Look through the material and copy each line holding "KINGS".

Start of Data

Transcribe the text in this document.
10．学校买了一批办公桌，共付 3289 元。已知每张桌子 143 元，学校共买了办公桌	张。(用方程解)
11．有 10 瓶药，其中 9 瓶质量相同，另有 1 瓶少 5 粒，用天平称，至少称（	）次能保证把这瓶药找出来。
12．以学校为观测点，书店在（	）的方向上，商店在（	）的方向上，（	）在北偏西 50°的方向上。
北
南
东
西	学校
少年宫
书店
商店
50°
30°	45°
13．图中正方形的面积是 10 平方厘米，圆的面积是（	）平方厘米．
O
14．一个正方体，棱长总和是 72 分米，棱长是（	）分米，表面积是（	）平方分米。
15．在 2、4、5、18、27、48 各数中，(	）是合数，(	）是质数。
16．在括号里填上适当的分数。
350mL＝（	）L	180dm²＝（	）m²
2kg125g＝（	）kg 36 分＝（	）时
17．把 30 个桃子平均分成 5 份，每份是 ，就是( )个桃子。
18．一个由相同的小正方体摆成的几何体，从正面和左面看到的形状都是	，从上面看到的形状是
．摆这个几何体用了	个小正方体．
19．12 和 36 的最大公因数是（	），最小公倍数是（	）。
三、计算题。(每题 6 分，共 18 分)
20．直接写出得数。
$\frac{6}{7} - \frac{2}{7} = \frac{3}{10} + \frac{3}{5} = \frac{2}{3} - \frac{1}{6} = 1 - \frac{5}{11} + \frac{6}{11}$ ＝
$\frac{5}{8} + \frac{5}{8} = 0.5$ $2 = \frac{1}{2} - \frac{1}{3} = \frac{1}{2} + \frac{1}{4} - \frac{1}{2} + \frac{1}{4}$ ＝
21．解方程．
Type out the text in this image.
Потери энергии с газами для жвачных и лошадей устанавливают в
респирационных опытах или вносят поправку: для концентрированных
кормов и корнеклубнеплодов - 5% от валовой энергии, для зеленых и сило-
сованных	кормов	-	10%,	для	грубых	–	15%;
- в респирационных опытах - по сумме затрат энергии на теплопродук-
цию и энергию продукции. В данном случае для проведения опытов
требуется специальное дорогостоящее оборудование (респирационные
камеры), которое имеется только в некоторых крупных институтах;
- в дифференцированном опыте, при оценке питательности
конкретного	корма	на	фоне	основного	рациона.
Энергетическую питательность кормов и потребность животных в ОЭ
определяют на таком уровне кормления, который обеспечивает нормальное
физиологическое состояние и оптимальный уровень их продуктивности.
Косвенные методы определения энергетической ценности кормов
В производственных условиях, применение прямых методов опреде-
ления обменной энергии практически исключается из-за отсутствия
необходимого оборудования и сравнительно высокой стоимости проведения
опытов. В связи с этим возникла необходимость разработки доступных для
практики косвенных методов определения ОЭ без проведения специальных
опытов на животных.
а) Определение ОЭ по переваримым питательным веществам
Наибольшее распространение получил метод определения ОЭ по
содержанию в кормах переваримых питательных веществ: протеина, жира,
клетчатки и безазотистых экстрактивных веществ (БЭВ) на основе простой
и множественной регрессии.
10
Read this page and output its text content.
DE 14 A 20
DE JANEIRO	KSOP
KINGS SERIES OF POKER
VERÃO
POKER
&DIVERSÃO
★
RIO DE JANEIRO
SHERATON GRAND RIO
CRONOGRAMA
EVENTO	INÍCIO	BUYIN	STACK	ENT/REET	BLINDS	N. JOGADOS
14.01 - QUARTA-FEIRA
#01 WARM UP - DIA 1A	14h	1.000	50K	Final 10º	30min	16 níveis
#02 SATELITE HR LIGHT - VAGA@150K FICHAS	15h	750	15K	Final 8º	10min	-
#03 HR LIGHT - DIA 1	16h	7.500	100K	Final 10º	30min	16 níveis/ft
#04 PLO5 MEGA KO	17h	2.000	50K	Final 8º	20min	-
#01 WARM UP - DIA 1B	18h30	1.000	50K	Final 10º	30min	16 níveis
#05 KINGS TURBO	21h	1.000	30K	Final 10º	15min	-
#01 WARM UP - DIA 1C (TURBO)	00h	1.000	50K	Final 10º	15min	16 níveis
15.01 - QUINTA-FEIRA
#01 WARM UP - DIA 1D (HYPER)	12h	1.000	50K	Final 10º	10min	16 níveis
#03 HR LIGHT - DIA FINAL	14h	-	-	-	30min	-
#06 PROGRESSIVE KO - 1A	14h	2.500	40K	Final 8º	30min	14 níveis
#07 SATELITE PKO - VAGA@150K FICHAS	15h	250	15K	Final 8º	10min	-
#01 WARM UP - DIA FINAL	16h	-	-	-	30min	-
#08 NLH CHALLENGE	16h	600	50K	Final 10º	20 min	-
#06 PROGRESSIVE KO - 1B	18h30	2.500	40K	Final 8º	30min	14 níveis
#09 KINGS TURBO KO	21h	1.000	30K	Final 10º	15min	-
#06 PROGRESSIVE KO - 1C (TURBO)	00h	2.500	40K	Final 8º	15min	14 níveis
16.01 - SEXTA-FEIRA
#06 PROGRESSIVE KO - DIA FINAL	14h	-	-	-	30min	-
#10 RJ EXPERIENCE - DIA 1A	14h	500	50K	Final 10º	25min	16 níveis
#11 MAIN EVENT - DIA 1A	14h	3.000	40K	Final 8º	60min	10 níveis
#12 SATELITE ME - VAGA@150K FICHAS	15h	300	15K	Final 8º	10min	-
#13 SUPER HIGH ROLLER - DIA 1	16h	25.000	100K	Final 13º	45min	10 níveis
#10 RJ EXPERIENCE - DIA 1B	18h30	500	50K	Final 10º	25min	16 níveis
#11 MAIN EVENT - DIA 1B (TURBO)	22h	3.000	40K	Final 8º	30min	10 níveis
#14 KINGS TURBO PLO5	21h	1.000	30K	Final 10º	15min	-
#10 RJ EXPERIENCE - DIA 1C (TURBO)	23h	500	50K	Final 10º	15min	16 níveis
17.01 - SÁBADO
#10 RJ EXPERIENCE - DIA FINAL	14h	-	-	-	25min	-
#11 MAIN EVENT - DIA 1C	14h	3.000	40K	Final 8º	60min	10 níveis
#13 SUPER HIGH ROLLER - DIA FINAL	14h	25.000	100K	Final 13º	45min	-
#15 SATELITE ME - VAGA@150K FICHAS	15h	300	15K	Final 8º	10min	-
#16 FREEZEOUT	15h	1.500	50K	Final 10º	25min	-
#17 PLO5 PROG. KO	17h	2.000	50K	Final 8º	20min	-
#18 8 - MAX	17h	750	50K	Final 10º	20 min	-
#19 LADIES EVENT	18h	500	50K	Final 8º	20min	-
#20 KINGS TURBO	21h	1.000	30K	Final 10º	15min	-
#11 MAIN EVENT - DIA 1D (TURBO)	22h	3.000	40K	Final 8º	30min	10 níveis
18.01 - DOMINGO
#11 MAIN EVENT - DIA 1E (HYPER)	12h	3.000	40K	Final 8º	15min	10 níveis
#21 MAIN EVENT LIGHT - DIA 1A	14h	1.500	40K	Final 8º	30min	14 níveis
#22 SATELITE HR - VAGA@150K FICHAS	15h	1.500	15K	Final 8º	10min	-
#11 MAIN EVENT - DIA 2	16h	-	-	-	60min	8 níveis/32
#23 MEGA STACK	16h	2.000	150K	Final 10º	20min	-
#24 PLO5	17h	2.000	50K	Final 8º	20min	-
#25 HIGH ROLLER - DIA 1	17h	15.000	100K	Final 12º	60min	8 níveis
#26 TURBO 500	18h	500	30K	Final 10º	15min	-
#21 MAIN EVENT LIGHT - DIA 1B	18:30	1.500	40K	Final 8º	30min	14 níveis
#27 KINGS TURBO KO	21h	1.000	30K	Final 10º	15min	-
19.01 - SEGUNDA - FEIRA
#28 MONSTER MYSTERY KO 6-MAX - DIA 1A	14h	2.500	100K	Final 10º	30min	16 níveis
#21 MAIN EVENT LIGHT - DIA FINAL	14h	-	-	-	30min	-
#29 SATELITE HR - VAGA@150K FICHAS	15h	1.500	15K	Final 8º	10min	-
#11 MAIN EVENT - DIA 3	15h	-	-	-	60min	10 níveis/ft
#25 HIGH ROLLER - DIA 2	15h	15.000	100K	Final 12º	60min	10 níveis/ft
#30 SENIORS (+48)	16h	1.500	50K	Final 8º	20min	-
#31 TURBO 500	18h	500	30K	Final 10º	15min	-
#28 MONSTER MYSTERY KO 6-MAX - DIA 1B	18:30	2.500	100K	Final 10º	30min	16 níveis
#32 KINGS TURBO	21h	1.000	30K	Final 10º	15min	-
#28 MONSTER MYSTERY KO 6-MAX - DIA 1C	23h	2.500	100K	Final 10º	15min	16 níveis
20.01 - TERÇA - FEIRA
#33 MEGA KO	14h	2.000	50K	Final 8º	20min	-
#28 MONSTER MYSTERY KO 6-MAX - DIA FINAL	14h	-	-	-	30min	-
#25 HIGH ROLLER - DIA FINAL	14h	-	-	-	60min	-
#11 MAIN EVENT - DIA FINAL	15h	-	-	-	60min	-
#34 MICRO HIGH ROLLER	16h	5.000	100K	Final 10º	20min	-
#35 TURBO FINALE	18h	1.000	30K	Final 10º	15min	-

End of Data

◆ **Exercise result**:
KINGS SERIES OF POKER
#05 KINGS TURBO	21h	1.000	30K	Final 10º	15min	-
#09 KINGS TURBO KO	21h	1.000	30K	Final 10º	15min	-
#14 KINGS TURBO PLO5	21h	1.000	30K	Final 10º	15min	-
#20 KINGS TURBO	21h	1.000	30K	Final 10º	15min	-
#27 KINGS TURBO KO	21h	1.000	30K	Final 10º	15min	-
#32 KINGS TURBO	21h	1.000	30K	Final 10º	15min	-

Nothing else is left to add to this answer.